(Aim of the task)
Your task is to output all the records below, word for word.
_ _ _ _ _
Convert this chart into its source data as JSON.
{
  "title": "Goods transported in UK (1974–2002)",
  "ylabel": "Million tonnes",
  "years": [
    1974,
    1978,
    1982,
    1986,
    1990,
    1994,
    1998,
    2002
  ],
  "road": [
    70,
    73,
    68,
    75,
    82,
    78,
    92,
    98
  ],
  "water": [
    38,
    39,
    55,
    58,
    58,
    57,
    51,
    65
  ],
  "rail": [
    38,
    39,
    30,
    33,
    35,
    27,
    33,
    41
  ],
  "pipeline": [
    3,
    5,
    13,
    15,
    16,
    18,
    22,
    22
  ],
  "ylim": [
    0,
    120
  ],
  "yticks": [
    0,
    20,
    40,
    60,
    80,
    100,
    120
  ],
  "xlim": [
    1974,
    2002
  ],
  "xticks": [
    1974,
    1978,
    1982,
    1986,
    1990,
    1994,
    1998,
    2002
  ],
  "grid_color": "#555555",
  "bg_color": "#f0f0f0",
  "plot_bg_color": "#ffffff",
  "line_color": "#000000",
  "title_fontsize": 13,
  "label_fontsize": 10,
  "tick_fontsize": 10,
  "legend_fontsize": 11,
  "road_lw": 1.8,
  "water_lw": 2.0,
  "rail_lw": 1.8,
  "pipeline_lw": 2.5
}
_ _ _ _ _
(Worked answer)
Convert this chart into its source data as JSON.
{
  "title": "Goods transported in UK (1974–2002)",
  "ylabel": "Million tonnes",
  "years": [
    1974,
    1978,
    1982,
    1986,
    1990,
    1994,
    1998,
    2002
  ],
  "road": [
    70,
    73,
    68,
    75,
    82,
    78,
    92,
    98
  ],
  "water": [
    38,
    39,
    55,
    58,
    58,
    57,
    51,
    65
  ],
  "rail": [
    38,
    39,
    30,
    33,
    35,
    27,
    33,
    41
  ],
  "pipeline": [
    3,
    5,
    13,
    15,
    16,
    18,
    22,
    22
  ],
  "ylim": [
    0,
    120
  ],
  "yticks": [
    0,
    20,
    40,
    60,
    80,
    100,
    120
  ],
  "xlim": [
    1974,
    2002
  ],
  "xticks": [
    1974,
    1978,
    1982,
    1986,
    1990,
    1994,
    1998,
    2002
  ],
  "grid_color": "#555555",
  "bg_color": "#f0f0f0",
  "plot_bg_color": "#ffffff",
  "line_color": "#000000",
  "title_fontsize": 13,
  "label_fontsize": 10,
  "tick_fontsize": 10,
  "legend_fontsize": 11,
  "road_lw": 1.8,
  "water_lw": 2.0,
  "rail_lw": 1.8,
  "pipeline_lw": 2.5
}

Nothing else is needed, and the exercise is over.